_THE INPUT:_
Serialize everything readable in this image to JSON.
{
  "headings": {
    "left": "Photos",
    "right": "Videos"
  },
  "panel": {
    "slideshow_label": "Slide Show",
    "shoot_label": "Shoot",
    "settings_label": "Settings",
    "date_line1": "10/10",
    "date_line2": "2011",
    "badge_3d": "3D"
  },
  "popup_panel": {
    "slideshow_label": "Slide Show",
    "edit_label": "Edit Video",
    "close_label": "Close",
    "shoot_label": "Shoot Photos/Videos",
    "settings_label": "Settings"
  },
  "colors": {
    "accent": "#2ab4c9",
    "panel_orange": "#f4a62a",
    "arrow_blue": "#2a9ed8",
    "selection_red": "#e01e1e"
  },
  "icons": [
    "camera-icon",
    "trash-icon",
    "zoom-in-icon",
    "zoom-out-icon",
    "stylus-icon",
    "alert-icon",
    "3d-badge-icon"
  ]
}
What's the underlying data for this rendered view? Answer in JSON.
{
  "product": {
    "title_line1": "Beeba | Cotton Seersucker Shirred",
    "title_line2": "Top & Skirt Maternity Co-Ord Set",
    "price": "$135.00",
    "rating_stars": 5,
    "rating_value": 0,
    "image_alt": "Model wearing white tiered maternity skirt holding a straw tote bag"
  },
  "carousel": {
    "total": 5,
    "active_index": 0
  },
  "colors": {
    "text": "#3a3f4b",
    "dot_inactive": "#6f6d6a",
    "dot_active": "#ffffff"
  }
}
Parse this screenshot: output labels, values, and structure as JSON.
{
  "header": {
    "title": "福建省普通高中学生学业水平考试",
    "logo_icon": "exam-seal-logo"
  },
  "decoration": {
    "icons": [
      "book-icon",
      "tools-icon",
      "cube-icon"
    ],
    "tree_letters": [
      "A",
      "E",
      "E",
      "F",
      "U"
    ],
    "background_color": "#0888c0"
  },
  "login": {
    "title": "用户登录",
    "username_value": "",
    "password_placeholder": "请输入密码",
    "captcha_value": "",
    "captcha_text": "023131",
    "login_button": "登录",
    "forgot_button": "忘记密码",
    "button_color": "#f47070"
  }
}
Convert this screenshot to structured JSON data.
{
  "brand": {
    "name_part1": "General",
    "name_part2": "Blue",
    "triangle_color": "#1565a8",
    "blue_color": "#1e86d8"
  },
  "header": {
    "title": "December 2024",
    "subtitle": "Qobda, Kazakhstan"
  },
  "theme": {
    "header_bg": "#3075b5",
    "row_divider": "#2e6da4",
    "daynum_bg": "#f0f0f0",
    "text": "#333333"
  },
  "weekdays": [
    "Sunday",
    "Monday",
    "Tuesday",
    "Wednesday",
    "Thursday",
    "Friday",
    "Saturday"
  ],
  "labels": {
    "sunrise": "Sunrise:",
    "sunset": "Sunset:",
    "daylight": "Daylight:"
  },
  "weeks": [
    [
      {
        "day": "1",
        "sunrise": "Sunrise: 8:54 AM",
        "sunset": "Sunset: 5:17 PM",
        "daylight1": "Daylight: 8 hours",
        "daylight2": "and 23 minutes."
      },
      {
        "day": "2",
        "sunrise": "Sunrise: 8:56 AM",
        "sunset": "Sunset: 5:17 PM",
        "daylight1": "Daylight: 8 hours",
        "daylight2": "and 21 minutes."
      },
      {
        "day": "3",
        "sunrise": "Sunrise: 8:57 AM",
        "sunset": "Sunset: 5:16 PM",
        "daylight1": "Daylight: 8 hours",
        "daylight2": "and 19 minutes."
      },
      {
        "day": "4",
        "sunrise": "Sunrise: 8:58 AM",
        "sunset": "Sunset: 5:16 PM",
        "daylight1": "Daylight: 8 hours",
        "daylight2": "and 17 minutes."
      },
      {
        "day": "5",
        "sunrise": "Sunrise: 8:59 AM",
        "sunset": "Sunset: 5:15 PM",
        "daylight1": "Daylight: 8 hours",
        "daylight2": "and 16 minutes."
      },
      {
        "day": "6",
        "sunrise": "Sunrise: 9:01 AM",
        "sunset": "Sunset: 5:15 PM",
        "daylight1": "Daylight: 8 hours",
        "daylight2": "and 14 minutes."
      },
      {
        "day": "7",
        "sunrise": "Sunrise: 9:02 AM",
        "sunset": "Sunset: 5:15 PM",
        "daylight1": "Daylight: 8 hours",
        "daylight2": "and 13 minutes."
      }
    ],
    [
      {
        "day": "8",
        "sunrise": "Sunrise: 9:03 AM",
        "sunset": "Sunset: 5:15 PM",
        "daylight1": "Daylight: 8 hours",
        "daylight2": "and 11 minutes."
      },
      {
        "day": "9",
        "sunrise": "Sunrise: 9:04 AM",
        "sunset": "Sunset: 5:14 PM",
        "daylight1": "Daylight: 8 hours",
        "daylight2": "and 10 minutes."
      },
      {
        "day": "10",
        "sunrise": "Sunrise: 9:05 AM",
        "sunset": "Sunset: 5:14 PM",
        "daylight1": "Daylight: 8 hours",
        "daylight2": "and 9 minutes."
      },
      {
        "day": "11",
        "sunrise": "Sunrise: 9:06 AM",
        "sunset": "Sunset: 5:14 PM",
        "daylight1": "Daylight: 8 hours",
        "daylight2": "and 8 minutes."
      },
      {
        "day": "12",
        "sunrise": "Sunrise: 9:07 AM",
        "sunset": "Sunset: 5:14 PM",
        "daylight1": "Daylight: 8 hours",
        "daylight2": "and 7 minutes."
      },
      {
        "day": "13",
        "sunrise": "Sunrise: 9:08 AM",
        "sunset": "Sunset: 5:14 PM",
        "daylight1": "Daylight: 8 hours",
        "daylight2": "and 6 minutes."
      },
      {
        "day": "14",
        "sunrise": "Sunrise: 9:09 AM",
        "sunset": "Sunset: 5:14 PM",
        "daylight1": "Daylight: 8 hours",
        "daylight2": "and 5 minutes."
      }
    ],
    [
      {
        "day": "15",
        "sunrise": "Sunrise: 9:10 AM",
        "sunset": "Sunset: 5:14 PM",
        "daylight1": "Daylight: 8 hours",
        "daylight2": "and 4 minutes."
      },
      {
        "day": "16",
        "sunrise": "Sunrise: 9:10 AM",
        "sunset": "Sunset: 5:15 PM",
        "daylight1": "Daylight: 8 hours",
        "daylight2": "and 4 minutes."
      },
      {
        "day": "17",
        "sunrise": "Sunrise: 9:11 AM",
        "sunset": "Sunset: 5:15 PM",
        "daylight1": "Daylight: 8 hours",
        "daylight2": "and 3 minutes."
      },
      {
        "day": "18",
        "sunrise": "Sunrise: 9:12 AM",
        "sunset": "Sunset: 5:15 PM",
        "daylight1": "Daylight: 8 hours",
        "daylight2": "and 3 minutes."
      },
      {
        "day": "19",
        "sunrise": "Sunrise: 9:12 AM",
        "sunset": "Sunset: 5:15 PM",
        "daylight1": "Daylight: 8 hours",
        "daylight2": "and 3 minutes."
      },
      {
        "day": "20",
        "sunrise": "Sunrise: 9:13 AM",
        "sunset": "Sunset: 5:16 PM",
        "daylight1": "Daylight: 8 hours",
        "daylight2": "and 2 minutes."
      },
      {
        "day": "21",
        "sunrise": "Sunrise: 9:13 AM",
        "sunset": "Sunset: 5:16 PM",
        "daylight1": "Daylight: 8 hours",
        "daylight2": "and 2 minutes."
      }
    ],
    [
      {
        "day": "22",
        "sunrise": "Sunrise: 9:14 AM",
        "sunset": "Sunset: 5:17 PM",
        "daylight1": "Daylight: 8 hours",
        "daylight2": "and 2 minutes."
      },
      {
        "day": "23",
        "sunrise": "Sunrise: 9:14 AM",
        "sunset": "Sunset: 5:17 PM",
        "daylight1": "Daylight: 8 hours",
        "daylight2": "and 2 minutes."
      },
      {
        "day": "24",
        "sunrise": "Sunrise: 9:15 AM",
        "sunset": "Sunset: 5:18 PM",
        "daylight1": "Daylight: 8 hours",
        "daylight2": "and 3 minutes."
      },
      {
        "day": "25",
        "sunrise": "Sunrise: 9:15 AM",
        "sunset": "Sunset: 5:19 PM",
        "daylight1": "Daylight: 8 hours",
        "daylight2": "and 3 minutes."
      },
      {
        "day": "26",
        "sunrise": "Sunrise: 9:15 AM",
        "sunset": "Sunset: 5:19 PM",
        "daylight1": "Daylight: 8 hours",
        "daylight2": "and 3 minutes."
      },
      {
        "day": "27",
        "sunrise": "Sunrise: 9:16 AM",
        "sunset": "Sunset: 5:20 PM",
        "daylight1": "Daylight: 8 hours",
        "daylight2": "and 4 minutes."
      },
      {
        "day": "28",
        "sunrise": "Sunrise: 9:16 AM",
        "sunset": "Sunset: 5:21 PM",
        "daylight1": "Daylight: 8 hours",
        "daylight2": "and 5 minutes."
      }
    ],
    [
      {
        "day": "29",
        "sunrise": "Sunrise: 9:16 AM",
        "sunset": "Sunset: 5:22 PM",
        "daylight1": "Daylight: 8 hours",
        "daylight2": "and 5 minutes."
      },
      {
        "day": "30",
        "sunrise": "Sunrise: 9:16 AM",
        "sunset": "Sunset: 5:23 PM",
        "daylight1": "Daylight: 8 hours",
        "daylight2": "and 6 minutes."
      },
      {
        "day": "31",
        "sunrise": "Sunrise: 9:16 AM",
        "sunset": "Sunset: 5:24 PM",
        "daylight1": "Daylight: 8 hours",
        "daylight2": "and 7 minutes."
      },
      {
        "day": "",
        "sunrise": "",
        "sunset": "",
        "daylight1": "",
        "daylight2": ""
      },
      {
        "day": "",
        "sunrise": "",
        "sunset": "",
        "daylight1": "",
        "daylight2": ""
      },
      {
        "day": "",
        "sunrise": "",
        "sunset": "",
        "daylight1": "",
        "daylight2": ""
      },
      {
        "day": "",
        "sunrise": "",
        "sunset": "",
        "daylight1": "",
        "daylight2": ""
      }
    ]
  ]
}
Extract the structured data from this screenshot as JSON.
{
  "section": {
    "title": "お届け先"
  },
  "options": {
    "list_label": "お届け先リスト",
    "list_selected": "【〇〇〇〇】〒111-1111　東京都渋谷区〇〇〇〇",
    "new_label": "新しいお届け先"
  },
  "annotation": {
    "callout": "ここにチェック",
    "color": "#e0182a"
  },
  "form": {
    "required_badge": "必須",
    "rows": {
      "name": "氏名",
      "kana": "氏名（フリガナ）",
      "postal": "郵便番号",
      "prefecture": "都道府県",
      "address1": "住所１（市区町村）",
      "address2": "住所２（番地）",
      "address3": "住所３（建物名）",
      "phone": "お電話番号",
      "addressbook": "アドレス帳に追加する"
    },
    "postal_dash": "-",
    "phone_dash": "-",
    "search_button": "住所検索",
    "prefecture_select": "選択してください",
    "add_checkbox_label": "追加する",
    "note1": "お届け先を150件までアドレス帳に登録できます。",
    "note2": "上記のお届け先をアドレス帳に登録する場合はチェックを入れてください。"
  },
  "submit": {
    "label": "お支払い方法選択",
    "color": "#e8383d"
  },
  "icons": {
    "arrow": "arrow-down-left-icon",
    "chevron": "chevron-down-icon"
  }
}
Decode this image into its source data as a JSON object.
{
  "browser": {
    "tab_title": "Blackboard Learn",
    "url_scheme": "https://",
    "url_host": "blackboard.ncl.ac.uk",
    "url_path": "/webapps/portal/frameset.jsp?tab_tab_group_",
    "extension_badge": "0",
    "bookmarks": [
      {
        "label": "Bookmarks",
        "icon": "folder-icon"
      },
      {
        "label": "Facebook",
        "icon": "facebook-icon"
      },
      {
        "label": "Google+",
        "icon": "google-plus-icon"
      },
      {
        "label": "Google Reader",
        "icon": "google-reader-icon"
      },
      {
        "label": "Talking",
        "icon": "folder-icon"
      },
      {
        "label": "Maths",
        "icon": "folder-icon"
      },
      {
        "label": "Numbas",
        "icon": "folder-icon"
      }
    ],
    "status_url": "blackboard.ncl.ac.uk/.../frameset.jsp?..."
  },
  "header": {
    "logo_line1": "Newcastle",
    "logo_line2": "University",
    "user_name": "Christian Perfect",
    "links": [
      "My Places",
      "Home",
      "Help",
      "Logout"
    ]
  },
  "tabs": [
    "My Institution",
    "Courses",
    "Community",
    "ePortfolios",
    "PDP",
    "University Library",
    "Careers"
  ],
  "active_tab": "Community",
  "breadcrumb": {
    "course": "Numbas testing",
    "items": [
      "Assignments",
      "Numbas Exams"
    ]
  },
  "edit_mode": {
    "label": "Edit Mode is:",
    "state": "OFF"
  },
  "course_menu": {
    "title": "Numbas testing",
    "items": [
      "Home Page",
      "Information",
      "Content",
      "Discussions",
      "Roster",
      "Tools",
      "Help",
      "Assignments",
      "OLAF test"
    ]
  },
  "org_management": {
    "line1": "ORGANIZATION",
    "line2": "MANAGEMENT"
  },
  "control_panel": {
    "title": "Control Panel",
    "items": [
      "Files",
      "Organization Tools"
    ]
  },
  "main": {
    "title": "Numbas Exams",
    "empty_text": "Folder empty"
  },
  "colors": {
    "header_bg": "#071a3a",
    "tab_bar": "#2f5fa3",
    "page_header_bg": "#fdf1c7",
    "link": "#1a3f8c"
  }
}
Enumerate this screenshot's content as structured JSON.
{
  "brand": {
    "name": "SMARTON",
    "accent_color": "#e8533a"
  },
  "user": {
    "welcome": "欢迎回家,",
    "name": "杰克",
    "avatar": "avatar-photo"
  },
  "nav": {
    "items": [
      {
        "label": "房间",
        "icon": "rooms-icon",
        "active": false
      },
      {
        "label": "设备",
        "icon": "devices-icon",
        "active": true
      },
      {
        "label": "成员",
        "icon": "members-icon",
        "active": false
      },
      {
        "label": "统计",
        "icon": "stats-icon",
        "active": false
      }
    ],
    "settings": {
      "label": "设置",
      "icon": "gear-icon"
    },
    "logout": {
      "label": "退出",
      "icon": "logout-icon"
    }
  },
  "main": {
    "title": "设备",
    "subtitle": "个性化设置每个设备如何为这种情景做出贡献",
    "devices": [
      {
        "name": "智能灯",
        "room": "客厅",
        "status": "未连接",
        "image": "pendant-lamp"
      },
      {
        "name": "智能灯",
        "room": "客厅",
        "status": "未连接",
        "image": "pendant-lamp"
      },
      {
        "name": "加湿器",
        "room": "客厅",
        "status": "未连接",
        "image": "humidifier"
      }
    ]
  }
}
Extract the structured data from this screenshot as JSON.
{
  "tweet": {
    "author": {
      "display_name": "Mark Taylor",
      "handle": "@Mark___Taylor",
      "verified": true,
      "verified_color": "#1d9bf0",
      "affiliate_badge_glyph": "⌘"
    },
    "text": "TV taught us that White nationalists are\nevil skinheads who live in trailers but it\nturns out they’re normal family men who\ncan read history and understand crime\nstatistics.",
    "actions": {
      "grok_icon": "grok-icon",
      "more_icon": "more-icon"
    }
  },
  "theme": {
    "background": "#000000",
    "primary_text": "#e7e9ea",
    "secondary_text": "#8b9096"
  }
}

_DO THIS:_ Spot every line that holds "University" and copy it.

_SOLVED EXERCISE:_
    "logo_line2": "University",
    "University Library",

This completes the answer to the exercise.